Instructions to follow ->
Produce an exact copy of all the records.

:: Given information ::

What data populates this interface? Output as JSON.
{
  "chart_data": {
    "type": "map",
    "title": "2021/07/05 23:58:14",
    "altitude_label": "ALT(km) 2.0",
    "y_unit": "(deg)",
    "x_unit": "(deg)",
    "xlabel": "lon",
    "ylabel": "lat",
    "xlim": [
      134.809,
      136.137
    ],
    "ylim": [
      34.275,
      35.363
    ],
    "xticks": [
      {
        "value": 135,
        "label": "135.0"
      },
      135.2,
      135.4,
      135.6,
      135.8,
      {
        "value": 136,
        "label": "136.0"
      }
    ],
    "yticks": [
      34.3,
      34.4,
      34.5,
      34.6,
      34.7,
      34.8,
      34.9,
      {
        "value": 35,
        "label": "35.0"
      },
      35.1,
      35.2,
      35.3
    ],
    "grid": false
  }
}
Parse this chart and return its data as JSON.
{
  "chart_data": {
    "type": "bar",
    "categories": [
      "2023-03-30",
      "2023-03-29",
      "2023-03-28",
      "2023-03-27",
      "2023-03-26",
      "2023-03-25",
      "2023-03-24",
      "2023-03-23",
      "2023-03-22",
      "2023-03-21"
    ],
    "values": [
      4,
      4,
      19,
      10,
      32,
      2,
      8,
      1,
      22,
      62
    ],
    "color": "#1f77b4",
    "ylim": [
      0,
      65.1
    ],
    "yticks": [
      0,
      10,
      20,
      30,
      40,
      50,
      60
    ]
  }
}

:::

Exercise solution ->
What data populates this interface? Output as JSON.
{
  "chart_data": {
    "type": "map",
    "title": "2021/07/05 23:58:14",
    "altitude_label": "ALT(km) 2.0",
    "y_unit": "(deg)",
    "x_unit": "(deg)",
    "xlabel": "lon",
    "ylabel": "lat",
    "xlim": [
      134.809,
      136.137
    ],
    "ylim": [
      34.275,
      35.363
    ],
    "xticks": [
      {
        "value": 135,
        "label": "135.0"
      },
      135.2,
      135.4,
      135.6,
      135.8,
      {
        "value": 136,
        "label": "136.0"
      }
    ],
    "yticks": [
      34.3,
      34.4,
      34.5,
      34.6,
      34.7,
      34.8,
      34.9,
      {
        "value": 35,
        "label": "35.0"
      },
      35.1,
      35.2,
      35.3
    ],
    "grid": false
  }
}
Parse this chart and return its data as JSON.
{
  "chart_data": {
    "type": "bar",
    "categories": [
      "2023-03-30",
      "2023-03-29",
      "2023-03-28",
      "2023-03-27",
      "2023-03-26",
      "2023-03-25",
      "2023-03-24",
      "2023-03-23",
      "2023-03-22",
      "2023-03-21"
    ],
    "values": [
      4,
      4,
      19,
      10,
      32,
      2,
      8,
      1,
      22,
      62
    ],
    "color": "#1f77b4",
    "ylim": [
      0,
      65.1
    ],
    "yticks": [
      0,
      10,
      20,
      30,
      40,
      50,
      60
    ]
  }
}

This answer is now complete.